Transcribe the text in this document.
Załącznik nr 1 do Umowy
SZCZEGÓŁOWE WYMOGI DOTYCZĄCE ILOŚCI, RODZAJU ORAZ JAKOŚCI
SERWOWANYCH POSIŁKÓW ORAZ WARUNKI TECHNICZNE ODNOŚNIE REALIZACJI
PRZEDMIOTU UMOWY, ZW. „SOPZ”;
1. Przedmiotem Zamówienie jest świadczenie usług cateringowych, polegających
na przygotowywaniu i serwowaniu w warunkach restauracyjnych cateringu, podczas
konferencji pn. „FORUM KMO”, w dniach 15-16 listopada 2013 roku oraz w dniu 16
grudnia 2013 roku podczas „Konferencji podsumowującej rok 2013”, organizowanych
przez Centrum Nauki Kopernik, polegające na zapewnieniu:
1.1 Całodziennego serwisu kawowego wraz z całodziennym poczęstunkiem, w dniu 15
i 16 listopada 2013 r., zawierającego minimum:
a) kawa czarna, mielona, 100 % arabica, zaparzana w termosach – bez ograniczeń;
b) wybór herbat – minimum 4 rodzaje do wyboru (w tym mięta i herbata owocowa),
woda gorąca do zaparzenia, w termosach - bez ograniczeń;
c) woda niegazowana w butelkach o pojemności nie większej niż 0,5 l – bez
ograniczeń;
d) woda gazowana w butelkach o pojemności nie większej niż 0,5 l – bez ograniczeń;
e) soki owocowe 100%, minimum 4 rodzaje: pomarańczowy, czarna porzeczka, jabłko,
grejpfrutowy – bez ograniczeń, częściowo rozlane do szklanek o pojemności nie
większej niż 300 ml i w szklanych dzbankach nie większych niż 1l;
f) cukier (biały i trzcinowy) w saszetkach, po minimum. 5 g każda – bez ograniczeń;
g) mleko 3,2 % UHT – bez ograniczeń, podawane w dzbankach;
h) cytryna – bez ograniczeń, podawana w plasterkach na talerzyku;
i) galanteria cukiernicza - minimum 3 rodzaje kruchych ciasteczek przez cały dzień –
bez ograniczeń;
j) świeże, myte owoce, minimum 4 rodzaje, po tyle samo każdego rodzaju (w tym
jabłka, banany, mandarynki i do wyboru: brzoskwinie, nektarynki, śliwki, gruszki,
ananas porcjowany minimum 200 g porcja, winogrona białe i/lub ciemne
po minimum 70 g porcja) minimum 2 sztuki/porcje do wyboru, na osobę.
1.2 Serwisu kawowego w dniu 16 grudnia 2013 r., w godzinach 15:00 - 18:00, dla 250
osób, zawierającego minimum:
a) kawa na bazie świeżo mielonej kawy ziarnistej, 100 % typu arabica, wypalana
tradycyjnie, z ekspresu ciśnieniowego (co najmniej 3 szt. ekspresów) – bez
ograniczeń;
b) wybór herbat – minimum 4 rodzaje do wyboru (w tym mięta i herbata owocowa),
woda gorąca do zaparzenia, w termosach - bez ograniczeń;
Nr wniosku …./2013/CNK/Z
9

= = = = = = =

Repeat the records above in full, character for character.

◆ Output:
Transcribe the text in this document.
Załącznik nr 1 do Umowy
SZCZEGÓŁOWE WYMOGI DOTYCZĄCE ILOŚCI, RODZAJU ORAZ JAKOŚCI
SERWOWANYCH POSIŁKÓW ORAZ WARUNKI TECHNICZNE ODNOŚNIE REALIZACJI
PRZEDMIOTU UMOWY, ZW. „SOPZ”;
1. Przedmiotem Zamówienie jest świadczenie usług cateringowych, polegających
na przygotowywaniu i serwowaniu w warunkach restauracyjnych cateringu, podczas
konferencji pn. „FORUM KMO”, w dniach 15-16 listopada 2013 roku oraz w dniu 16
grudnia 2013 roku podczas „Konferencji podsumowującej rok 2013”, organizowanych
przez Centrum Nauki Kopernik, polegające na zapewnieniu:
1.1 Całodziennego serwisu kawowego wraz z całodziennym poczęstunkiem, w dniu 15
i 16 listopada 2013 r., zawierającego minimum:
a) kawa czarna, mielona, 100 % arabica, zaparzana w termosach – bez ograniczeń;
b) wybór herbat – minimum 4 rodzaje do wyboru (w tym mięta i herbata owocowa),
woda gorąca do zaparzenia, w termosach - bez ograniczeń;
c) woda niegazowana w butelkach o pojemności nie większej niż 0,5 l – bez
ograniczeń;
d) woda gazowana w butelkach o pojemności nie większej niż 0,5 l – bez ograniczeń;
e) soki owocowe 100%, minimum 4 rodzaje: pomarańczowy, czarna porzeczka, jabłko,
grejpfrutowy – bez ograniczeń, częściowo rozlane do szklanek o pojemności nie
większej niż 300 ml i w szklanych dzbankach nie większych niż 1l;
f) cukier (biały i trzcinowy) w saszetkach, po minimum. 5 g każda – bez ograniczeń;
g) mleko 3,2 % UHT – bez ograniczeń, podawane w dzbankach;
h) cytryna – bez ograniczeń, podawana w plasterkach na talerzyku;
i) galanteria cukiernicza - minimum 3 rodzaje kruchych ciasteczek przez cały dzień –
bez ograniczeń;
j) świeże, myte owoce, minimum 4 rodzaje, po tyle samo każdego rodzaju (w tym
jabłka, banany, mandarynki i do wyboru: brzoskwinie, nektarynki, śliwki, gruszki,
ananas porcjowany minimum 200 g porcja, winogrona białe i/lub ciemne
po minimum 70 g porcja) minimum 2 sztuki/porcje do wyboru, na osobę.
1.2 Serwisu kawowego w dniu 16 grudnia 2013 r., w godzinach 15:00 - 18:00, dla 250
osób, zawierającego minimum:
a) kawa na bazie świeżo mielonej kawy ziarnistej, 100 % typu arabica, wypalana
tradycyjnie, z ekspresu ciśnieniowego (co najmniej 3 szt. ekspresów) – bez
ograniczeń;
b) wybór herbat – minimum 4 rodzaje do wyboru (w tym mięta i herbata owocowa),
woda gorąca do zaparzenia, w termosach - bez ograniczeń;
Nr wniosku …./2013/CNK/Z
9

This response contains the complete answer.